DATA EXTRACT.
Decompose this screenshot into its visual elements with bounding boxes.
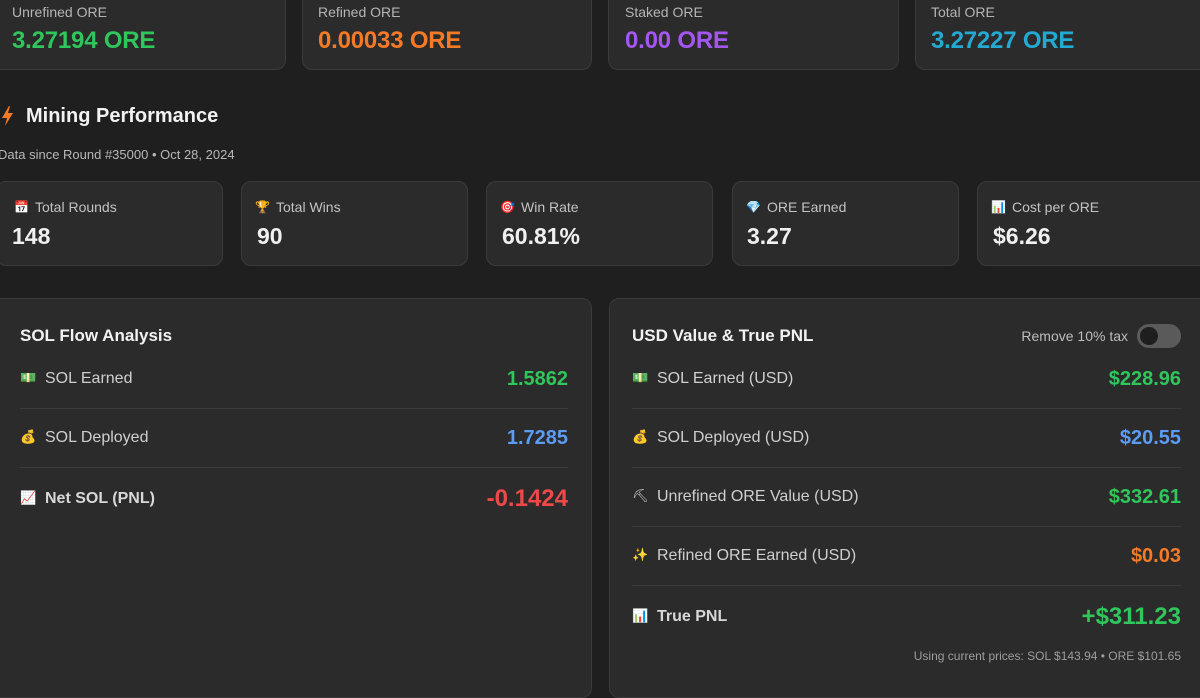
row-value: $20.55 bbox=[1119, 426, 1181, 449]
stat-label: Total Wins bbox=[276, 199, 341, 215]
row-label: Refined ORE Earned (USD) bbox=[657, 547, 857, 564]
balance-value: 3.27227 ORE bbox=[931, 27, 1075, 54]
price-footnote: Using current prices: SOL $143.94 • ORE … bbox=[913, 649, 1181, 663]
row-label: SOL Deployed bbox=[45, 429, 149, 446]
balance-value: 3.27194 ORE bbox=[12, 27, 156, 54]
gem-icon: 💎 bbox=[746, 200, 761, 214]
chart-up-icon: 📈 bbox=[20, 490, 37, 506]
section-subtitle: Data since Round #35000 • Oct 28, 2024 bbox=[0, 147, 235, 162]
true-pnl-row: 📊 True PNL +$311.23 bbox=[632, 587, 1181, 646]
balance-value: 0.00 ORE bbox=[625, 27, 729, 54]
row-value: 1.7285 bbox=[506, 426, 568, 449]
balance-label: Unrefined ORE bbox=[12, 4, 107, 20]
money-bag-icon: 💰 bbox=[20, 430, 37, 445]
row-value: 1.5862 bbox=[506, 367, 568, 390]
balance-card-staked: Staked ORE 0.00 ORE bbox=[608, 0, 899, 70]
row-label: SOL Earned bbox=[45, 370, 133, 387]
money-icon: 💵 bbox=[20, 371, 37, 386]
remove-tax-toggle[interactable] bbox=[1137, 324, 1181, 348]
row-value: $228.96 bbox=[1108, 367, 1181, 390]
row-label: SOL Deployed (USD) bbox=[657, 429, 810, 446]
pickaxe-icon: ⛏ bbox=[632, 489, 649, 504]
sol-flow-panel: SOL Flow Analysis 💵 SOL Earned 1.5862 💰 … bbox=[0, 298, 592, 698]
stat-card-total-rounds: 📅 Total Rounds 148 bbox=[0, 181, 223, 266]
section-title: Mining Performance bbox=[26, 104, 219, 127]
sparkles-icon: ✨ bbox=[632, 548, 649, 563]
bar-chart-icon: 📊 bbox=[632, 608, 649, 624]
balance-label: Staked ORE bbox=[625, 4, 703, 20]
balance-card-total: Total ORE 3.27227 ORE bbox=[915, 0, 1200, 70]
row-label: Unrefined ORE Value (USD) bbox=[657, 488, 859, 505]
bar-chart-icon: 📊 bbox=[991, 200, 1006, 214]
row-value: +$311.23 bbox=[1081, 602, 1181, 630]
stat-value: 60.81% bbox=[502, 223, 581, 249]
lightning-bolt-icon bbox=[2, 106, 13, 126]
balance-card-refined: Refined ORE 0.00033 ORE bbox=[302, 0, 592, 70]
sol-earned-row: 💵 SOL Earned 1.5862 bbox=[20, 350, 568, 409]
row-label: SOL Earned (USD) bbox=[657, 370, 794, 387]
row-label: Net SOL (PNL) bbox=[45, 489, 155, 507]
balance-label: Refined ORE bbox=[318, 4, 401, 20]
money-icon: 💵 bbox=[632, 371, 649, 386]
sol-earned-usd-row: 💵 SOL Earned (USD) $228.96 bbox=[632, 350, 1181, 409]
net-sol-row: 📈 Net SOL (PNL) -0.1424 bbox=[20, 469, 568, 528]
stat-value: 148 bbox=[12, 223, 51, 249]
stat-card-ore-earned: 💎 ORE Earned 3.27 bbox=[732, 181, 959, 266]
target-icon: 🎯 bbox=[500, 200, 515, 214]
balance-label: Total ORE bbox=[931, 4, 995, 20]
stat-value: $6.26 bbox=[993, 223, 1051, 249]
stat-label: Total Rounds bbox=[35, 199, 117, 215]
unrefined-ore-usd-row: ⛏ Unrefined ORE Value (USD) $332.61 bbox=[632, 468, 1181, 527]
toggle-knob bbox=[1140, 327, 1158, 345]
panel-title: SOL Flow Analysis bbox=[20, 326, 173, 345]
money-bag-icon: 💰 bbox=[632, 430, 649, 445]
sol-deployed-row: 💰 SOL Deployed 1.7285 bbox=[20, 409, 568, 468]
calendar-icon: 📅 bbox=[14, 200, 29, 214]
toggle-label: Remove 10% tax bbox=[1021, 328, 1128, 344]
stat-label: Cost per ORE bbox=[1012, 199, 1100, 215]
panel-title: USD Value & True PNL bbox=[632, 326, 814, 345]
sol-deployed-usd-row: 💰 SOL Deployed (USD) $20.55 bbox=[632, 409, 1181, 468]
stat-card-win-rate: 🎯 Win Rate 60.81% bbox=[486, 181, 713, 266]
row-value: -0.1424 bbox=[486, 484, 568, 512]
stat-card-cost-per-ore: 📊 Cost per ORE $6.26 bbox=[977, 181, 1200, 266]
row-value: $0.03 bbox=[1130, 544, 1181, 567]
stat-label: ORE Earned bbox=[767, 199, 847, 215]
stat-value: 90 bbox=[257, 223, 283, 249]
stat-value: 3.27 bbox=[747, 223, 792, 249]
stat-label: Win Rate bbox=[521, 199, 579, 215]
section-header: Mining Performance bbox=[0, 103, 218, 129]
balance-value: 0.00033 ORE bbox=[318, 27, 462, 54]
trophy-icon: 🏆 bbox=[255, 200, 270, 214]
row-value: $332.61 bbox=[1108, 485, 1181, 508]
balance-card-unrefined: Unrefined ORE 3.27194 ORE bbox=[0, 0, 286, 70]
row-label: True PNL bbox=[657, 607, 728, 625]
refined-ore-usd-row: ✨ Refined ORE Earned (USD) $0.03 bbox=[632, 527, 1181, 586]
tax-toggle-group: Remove 10% tax bbox=[1021, 324, 1181, 348]
usd-pnl-panel: USD Value & True PNL Remove 10% tax 💵 SO… bbox=[609, 298, 1200, 698]
stat-card-total-wins: 🏆 Total Wins 90 bbox=[241, 181, 468, 266]
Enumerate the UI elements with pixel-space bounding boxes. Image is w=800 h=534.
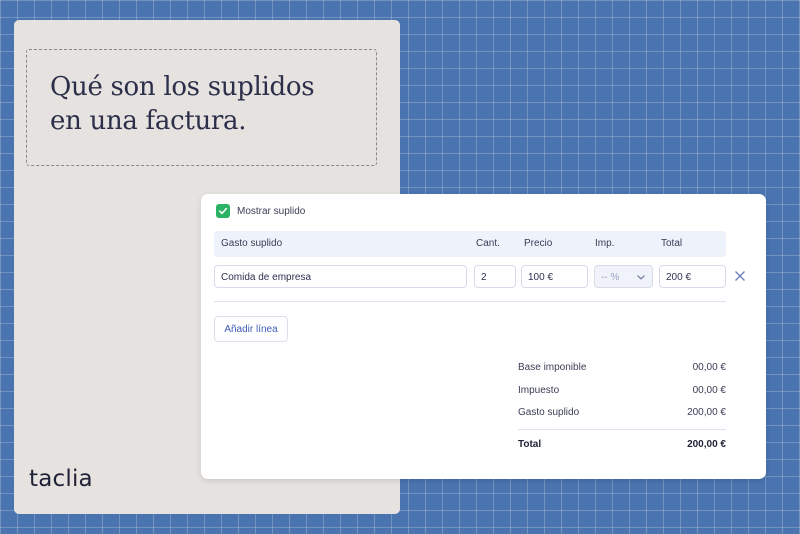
chevron-down-icon bbox=[637, 275, 645, 280]
row-divider bbox=[214, 301, 726, 302]
header-expense: Gasto suplido bbox=[221, 238, 283, 249]
tax-select-value: -- % bbox=[601, 272, 620, 283]
title-line-2: en una factura. bbox=[50, 106, 247, 136]
table-header: Gasto suplido Cant. Precio Imp. Total bbox=[214, 231, 726, 257]
show-expense-toggle[interactable]: Mostrar suplido bbox=[216, 204, 305, 218]
total-label: Total bbox=[518, 439, 542, 450]
total-value: 200,00 € bbox=[687, 439, 726, 450]
brand-logo: taclia bbox=[29, 466, 93, 492]
header-tax: Imp. bbox=[595, 238, 615, 249]
add-line-button[interactable]: Añadir línea bbox=[214, 316, 288, 342]
invoice-expense-card: Mostrar suplido Gasto suplido Cant. Prec… bbox=[201, 194, 766, 479]
base-value: 00,00 € bbox=[692, 362, 726, 373]
line-total-field[interactable]: 200 € bbox=[659, 265, 726, 288]
header-price: Precio bbox=[524, 238, 553, 249]
header-total: Total bbox=[661, 238, 683, 249]
quantity-input[interactable]: 2 bbox=[474, 265, 516, 288]
header-qty: Cant. bbox=[476, 238, 500, 249]
page-title: Qué son los suplidos en una factura. bbox=[50, 70, 376, 138]
price-input[interactable]: 100 € bbox=[521, 265, 588, 288]
tax-value: 00,00 € bbox=[692, 385, 726, 396]
base-label: Base imponible bbox=[518, 362, 587, 373]
tax-select[interactable]: -- % bbox=[594, 265, 653, 288]
summary-divider bbox=[518, 429, 726, 430]
title-frame: Qué son los suplidos en una factura. bbox=[26, 49, 377, 166]
checkmark-icon bbox=[219, 207, 228, 215]
expense-sum-label: Gasto suplido bbox=[518, 407, 580, 418]
tax-label: Impuesto bbox=[518, 385, 560, 396]
close-icon[interactable] bbox=[734, 270, 746, 282]
expense-sum-value: 200,00 € bbox=[687, 407, 726, 418]
show-expense-checkbox[interactable] bbox=[216, 204, 230, 218]
title-line-1: Qué son los suplidos bbox=[50, 72, 315, 102]
show-expense-label: Mostrar suplido bbox=[237, 205, 306, 217]
expense-name-input[interactable]: Comida de empresa bbox=[214, 265, 467, 288]
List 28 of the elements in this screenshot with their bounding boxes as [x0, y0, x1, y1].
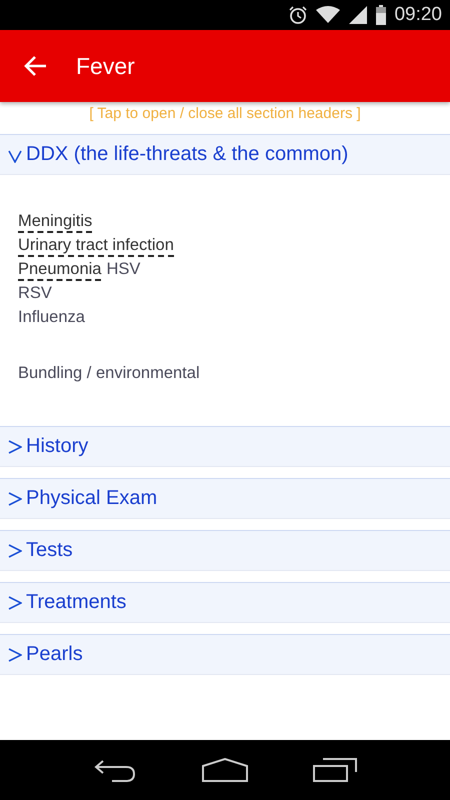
chevron-right-icon: [8, 438, 22, 454]
chevron-right-icon: [8, 490, 22, 506]
wifi-icon: [316, 6, 340, 24]
chevron-right-icon: [8, 594, 22, 610]
diagnosis-text: Bundling / environmental: [18, 363, 200, 383]
section-header[interactable]: Pearls: [0, 634, 450, 675]
battery-icon: [376, 5, 386, 25]
back-arrow-icon[interactable]: [24, 55, 48, 77]
recent-apps-icon[interactable]: [313, 758, 358, 782]
section-header[interactable]: DDX (the life-threats & the common): [0, 134, 450, 175]
diagnosis-text: RSV: [18, 283, 52, 303]
diagnosis-text: HSV: [106, 259, 140, 279]
diagnosis-link[interactable]: Meningitis: [18, 211, 92, 233]
section-header[interactable]: History: [0, 426, 450, 467]
section-header[interactable]: Tests: [0, 530, 450, 571]
home-icon[interactable]: [202, 758, 248, 782]
diagnosis-text: Influenza: [18, 307, 85, 327]
alarm-clock-icon: [288, 5, 308, 25]
chevron-right-icon: [8, 542, 22, 558]
signal-icon: [348, 6, 368, 24]
diagnosis-link[interactable]: Urinary tract infection: [18, 235, 174, 257]
status-time: 09:20: [394, 4, 442, 26]
screen-title: Fever: [76, 52, 135, 80]
chevron-right-icon: [8, 646, 22, 662]
diagnosis-link[interactable]: Pneumonia: [18, 259, 102, 281]
section-header[interactable]: Treatments: [0, 582, 450, 623]
section-header[interactable]: Physical Exam: [0, 478, 450, 519]
back-icon[interactable]: [92, 758, 137, 782]
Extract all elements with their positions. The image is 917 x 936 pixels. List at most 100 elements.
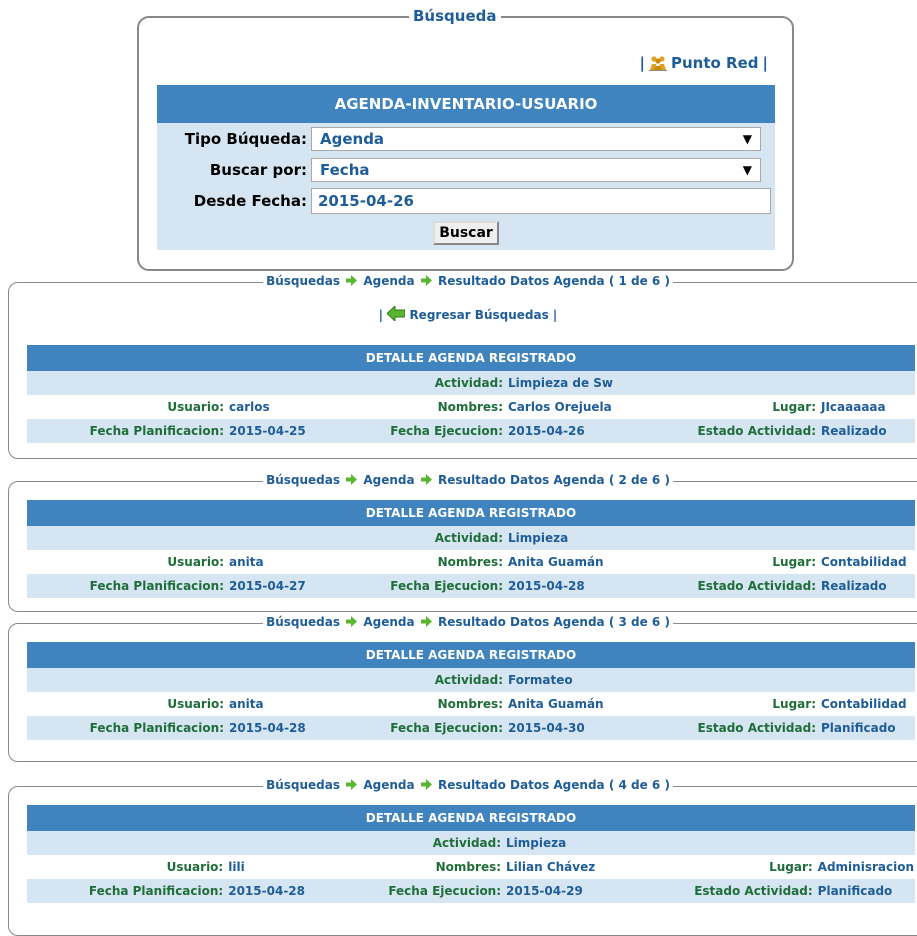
back-arrow-icon: [387, 306, 406, 321]
usuario-value: anita: [225, 692, 326, 716]
actividad-value: Formateo: [504, 668, 915, 692]
pipe-separator: |: [639, 54, 645, 72]
fecha-plan-label: Fecha Planificacion:: [27, 716, 225, 740]
result-count: ( 3 de 6 ): [608, 615, 670, 629]
fecha-ejec-value: 2015-04-29: [502, 879, 653, 903]
usuario-label: Usuario:: [27, 692, 225, 716]
fecha-ejec-value: 2015-04-30: [504, 716, 655, 740]
actividad-value: Limpieza de Sw: [504, 371, 915, 395]
breadcrumb-agenda[interactable]: Agenda: [363, 274, 414, 288]
breadcrumb-resultado: Resultado Datos Agenda: [438, 473, 605, 487]
breadcrumb-agenda[interactable]: Agenda: [363, 473, 414, 487]
lugar-label: Lugar:: [655, 395, 817, 419]
nombres-value: Anita Guamán: [504, 692, 655, 716]
fecha-ejec-label: Fecha Ejecucion:: [326, 419, 504, 443]
breadcrumb-busquedas[interactable]: Búsquedas: [266, 473, 340, 487]
detail-header: DETALLE AGENDA REGISTRADO: [27, 642, 915, 668]
usuario-value: carlos: [225, 395, 326, 419]
estado-value: Realizado: [817, 419, 915, 443]
tipo-busqueda-label: Tipo Búqueda:: [157, 123, 311, 154]
breadcrumb-resultado: Resultado Datos Agenda: [438, 274, 605, 288]
green-arrow-icon: [420, 474, 432, 485]
fecha-plan-label: Fecha Planificacion:: [27, 419, 225, 443]
green-arrow-icon: [420, 616, 432, 627]
lugar-label: Lugar:: [655, 692, 817, 716]
green-arrow-icon: [346, 779, 358, 790]
nombres-label: Nombres:: [326, 395, 504, 419]
breadcrumb-busquedas[interactable]: Búsquedas: [266, 778, 340, 792]
lugar-value: Contabilidad: [817, 692, 915, 716]
usuario-label: Usuario:: [27, 395, 225, 419]
detail-table: DETALLE AGENDA REGISTRADO Actividad: Lim…: [27, 805, 915, 903]
actividad-label: Actividad:: [27, 526, 504, 550]
lugar-value: Contabilidad: [817, 550, 915, 574]
result-fieldset-2: Búsquedas Agenda Resultado Datos Agenda …: [8, 473, 917, 612]
result-count: ( 2 de 6 ): [608, 473, 670, 487]
desde-fecha-label: Desde Fecha:: [157, 185, 311, 216]
result-fieldset-3: Búsquedas Agenda Resultado Datos Agenda …: [8, 615, 917, 762]
punto-red-link[interactable]: | Punto Red |: [640, 54, 768, 72]
detail-header: DETALLE AGENDA REGISTRADO: [27, 805, 915, 831]
result-fieldset-1: Búsquedas Agenda Resultado Datos Agenda …: [8, 274, 917, 459]
result-breadcrumb: Búsquedas Agenda Resultado Datos Agenda …: [9, 274, 917, 288]
green-arrow-icon: [346, 616, 358, 627]
result-breadcrumb: Búsquedas Agenda Resultado Datos Agenda …: [9, 473, 917, 487]
regresar-busquedas-link[interactable]: | Regresar Búsquedas |: [9, 306, 917, 322]
fecha-ejec-label: Fecha Ejecucion:: [324, 879, 503, 903]
usuario-label: Usuario:: [27, 855, 225, 879]
actividad-label: Actividad:: [27, 371, 504, 395]
lugar-value: Adminisracion: [813, 855, 915, 879]
detail-table: DETALLE AGENDA REGISTRADO Actividad: For…: [27, 642, 915, 740]
estado-value: Realizado: [817, 574, 915, 598]
fecha-plan-value: 2015-04-25: [225, 419, 326, 443]
fecha-ejec-label: Fecha Ejecucion:: [326, 574, 504, 598]
estado-value: Planificado: [813, 879, 915, 903]
actividad-value: Limpieza: [504, 526, 915, 550]
fecha-plan-label: Fecha Planificacion:: [27, 879, 225, 903]
nombres-label: Nombres:: [324, 855, 503, 879]
detail-header: DETALLE AGENDA REGISTRADO: [27, 500, 915, 526]
estado-label: Estado Actividad:: [655, 716, 817, 740]
breadcrumb-busquedas[interactable]: Búsquedas: [266, 274, 340, 288]
fecha-plan-label: Fecha Planificacion:: [27, 574, 225, 598]
green-arrow-icon: [420, 779, 432, 790]
result-count: ( 4 de 6 ): [608, 778, 670, 792]
buscar-por-select[interactable]: Fecha ▼: [311, 157, 761, 182]
estado-label: Estado Actividad:: [655, 574, 817, 598]
pipe-separator: |: [378, 308, 384, 322]
breadcrumb-agenda[interactable]: Agenda: [363, 615, 414, 629]
tipo-busqueda-select[interactable]: Agenda ▼: [311, 126, 761, 151]
fecha-plan-value: 2015-04-27: [225, 574, 326, 598]
estado-label: Estado Actividad:: [652, 879, 814, 903]
fecha-plan-value: 2015-04-28: [224, 879, 325, 903]
buscar-button[interactable]: Buscar: [433, 221, 499, 245]
fecha-ejec-label: Fecha Ejecucion:: [326, 716, 504, 740]
usuario-value: anita: [225, 550, 326, 574]
green-arrow-icon: [420, 275, 432, 286]
actividad-label: Actividad:: [27, 831, 503, 855]
fecha-ejec-value: 2015-04-26: [504, 419, 655, 443]
lugar-label: Lugar:: [652, 855, 814, 879]
dropdown-arrow-icon: ▼: [742, 162, 752, 177]
result-breadcrumb: Búsquedas Agenda Resultado Datos Agenda …: [9, 615, 917, 629]
pipe-separator: |: [552, 308, 558, 322]
nombres-value: Carlos Orejuela: [504, 395, 655, 419]
estado-label: Estado Actividad:: [655, 419, 817, 443]
desde-fecha-input[interactable]: [311, 187, 771, 214]
search-header: AGENDA-INVENTARIO-USUARIO: [157, 85, 775, 123]
pipe-separator: |: [762, 54, 768, 72]
dropdown-arrow-icon: ▼: [742, 131, 752, 146]
fecha-plan-value: 2015-04-28: [225, 716, 326, 740]
punto-red-label: Punto Red: [671, 54, 759, 72]
people-icon: [649, 56, 667, 71]
tipo-busqueda-value: Agenda: [320, 129, 385, 148]
breadcrumb-agenda[interactable]: Agenda: [363, 778, 414, 792]
result-fieldset-4: Búsquedas Agenda Resultado Datos Agenda …: [8, 778, 917, 936]
nombres-label: Nombres:: [326, 550, 504, 574]
breadcrumb-resultado: Resultado Datos Agenda: [438, 778, 605, 792]
search-form: AGENDA-INVENTARIO-USUARIO Tipo Búqueda: …: [157, 85, 775, 250]
nombres-label: Nombres:: [326, 692, 504, 716]
result-count: ( 1 de 6 ): [608, 274, 670, 288]
breadcrumb-busquedas[interactable]: Búsquedas: [266, 615, 340, 629]
detail-table: DETALLE AGENDA REGISTRADO Actividad: Lim…: [27, 345, 915, 443]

WHAT THE EXERCISE ASKS. Turn the part of the listing that opens with the line containing "chevron-right-icon: [8, 438, 22, 454]" and closes with the line containing "battery-icon: [376, 5, 386, 25]" into a numbered list, with both of those lines included. Leave out any blank lines.

WRITTEN ANSWER.
1. chevron-right-icon: [8, 438, 22, 454]
2. chevron-right-icon: [8, 490, 22, 506]
3. wifi-icon: [316, 6, 340, 24]
4. chevron-right-icon: [8, 594, 22, 610]
5. diagnosis-text: Bundling / environmental: [18, 363, 200, 383]
6. section-header[interactable]: Pearls: [0, 634, 450, 675]
7. battery-icon: [376, 5, 386, 25]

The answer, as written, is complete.